Saved entries
====
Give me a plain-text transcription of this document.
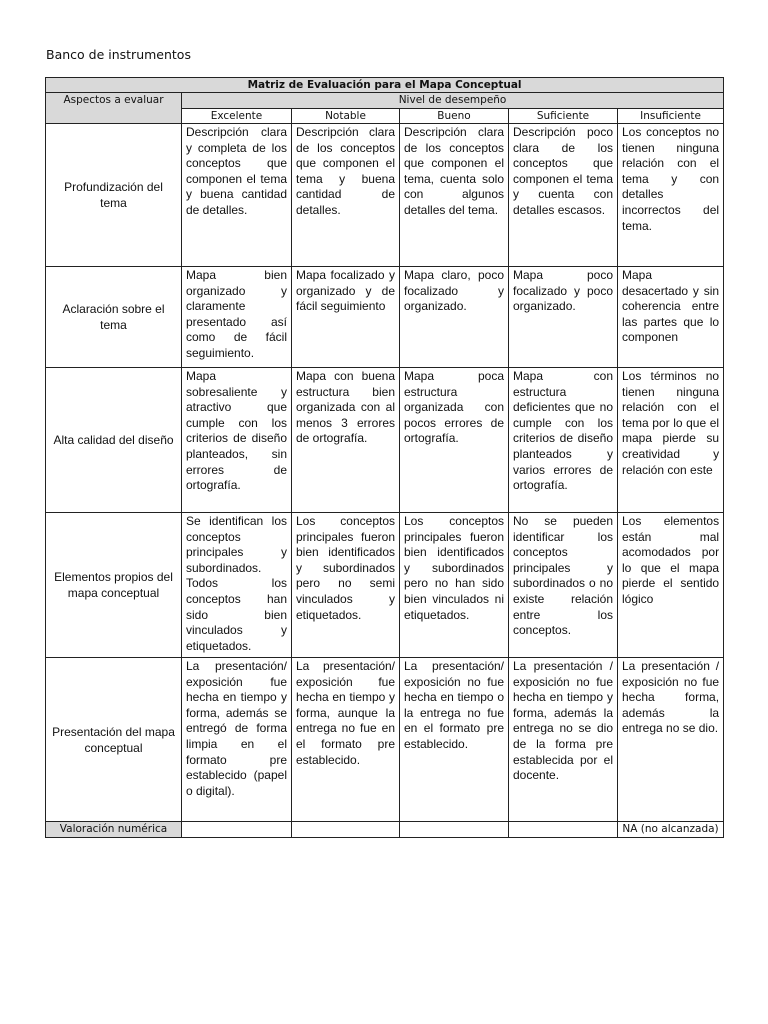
Banco de instrumentos
Matriz de Evaluación para el Mapa Conceptual					
Aspectos a evaluar	Nivel de desempeño				
	Excelente	Notable	Bueno	Suficiente	Insuficiente
Profundización del tema	Descripción clara y completa de los conceptos que componen el tema y buena cantidad de detalles.	Descripción clara de los conceptos que componen el tema y buena cantidad de detalles.	Descripción clara de los conceptos que componen el tema, cuenta solo con algunos detalles del tema.	Descripción poco clara de los conceptos que componen el tema y cuenta con detalles escasos.	Los conceptos no tienen ninguna relación con el tema y con detalles incorrectos del tema.
Aclaración sobre el tema	Mapa bien organizado y claramente presentado así como de fácil seguimiento.	Mapa focalizado y organizado y de fácil seguimiento	Mapa claro, poco focalizado y organizado.	Mapa poco focalizado y poco organizado.	Mapa desacertado y sin coherencia entre las partes que lo componen
Alta calidad del diseño	Mapa sobresaliente y atractivo que cumple con los criterios de diseño planteados, sin errores de ortografía.	Mapa con buena estructura bien organizada con al menos 3 errores de ortografía.	Mapa poca estructura organizada con pocos errores de ortografía.	Mapa con estructura deficientes que no cumple con los criterios de diseño planteados y varios errores de ortografía.	Los términos no tienen ninguna relación con el tema por lo que el mapa pierde su creatividad y relación con este
Elementos propios del mapa conceptual	Se identifican los conceptos principales y subordinados. Todos los conceptos han sido bien vinculados y etiquetados.	Los conceptos principales fueron bien identificados y subordinados pero no semi vinculados y etiquetados.	Los conceptos principales fueron bien identificados y subordinados pero no han sido bien vinculados ni etiquetados.	No se pueden identificar los conceptos principales y subordinados o no existe relación entre los conceptos.	Los elementos están mal acomodados por lo que el mapa pierde el sentido lógico
Presentación del mapa conceptual	La presentación/ exposición fue hecha en tiempo y forma, además se entregó de forma limpia en el formato pre establecido (papel o digital).	La presentación/ exposición fue hecha en tiempo y forma, aunque la entrega no fue en el formato pre establecido.	La presentación/ exposición no fue hecha en tiempo o la entrega no fue en el formato pre establecido.	La presentación / exposición no fue hecha en tiempo y forma, además la entrega no se dio de la forma pre establecida por el docente.	La presentación / exposición no fue hecha forma, además la entrega no se dio.
Valoración numérica					NA (no alcanzada)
====
_Problem:_ Reproduce each record from above exactly; pictures do not belong in the copy.

_Result of the exercise:_
Give me a plain-text transcription of this document.
Banco de instrumentos
Matriz de Evaluación para el Mapa Conceptual					
Aspectos a evaluar	Nivel de desempeño				
	Excelente	Notable	Bueno	Suficiente	Insuficiente
Profundización del tema	Descripción clara y completa de los conceptos que componen el tema y buena cantidad de detalles.	Descripción clara de los conceptos que componen el tema y buena cantidad de detalles.	Descripción clara de los conceptos que componen el tema, cuenta solo con algunos detalles del tema.	Descripción poco clara de los conceptos que componen el tema y cuenta con detalles escasos.	Los conceptos no tienen ninguna relación con el tema y con detalles incorrectos del tema.
Aclaración sobre el tema	Mapa bien organizado y claramente presentado así como de fácil seguimiento.	Mapa focalizado y organizado y de fácil seguimiento	Mapa claro, poco focalizado y organizado.	Mapa poco focalizado y poco organizado.	Mapa desacertado y sin coherencia entre las partes que lo componen
Alta calidad del diseño	Mapa sobresaliente y atractivo que cumple con los criterios de diseño planteados, sin errores de ortografía.	Mapa con buena estructura bien organizada con al menos 3 errores de ortografía.	Mapa poca estructura organizada con pocos errores de ortografía.	Mapa con estructura deficientes que no cumple con los criterios de diseño planteados y varios errores de ortografía.	Los términos no tienen ninguna relación con el tema por lo que el mapa pierde su creatividad y relación con este
Elementos propios del mapa conceptual	Se identifican los conceptos principales y subordinados. Todos los conceptos han sido bien vinculados y etiquetados.	Los conceptos principales fueron bien identificados y subordinados pero no semi vinculados y etiquetados.	Los conceptos principales fueron bien identificados y subordinados pero no han sido bien vinculados ni etiquetados.	No se pueden identificar los conceptos principales y subordinados o no existe relación entre los conceptos.	Los elementos están mal acomodados por lo que el mapa pierde el sentido lógico
Presentación del mapa conceptual	La presentación/ exposición fue hecha en tiempo y forma, además se entregó de forma limpia en el formato pre establecido (papel o digital).	La presentación/ exposición fue hecha en tiempo y forma, aunque la entrega no fue en el formato pre establecido.	La presentación/ exposición no fue hecha en tiempo o la entrega no fue en el formato pre establecido.	La presentación / exposición no fue hecha en tiempo y forma, además la entrega no se dio de la forma pre establecida por el docente.	La presentación / exposición no fue hecha forma, además la entrega no se dio.
Valoración numérica					NA (no alcanzada)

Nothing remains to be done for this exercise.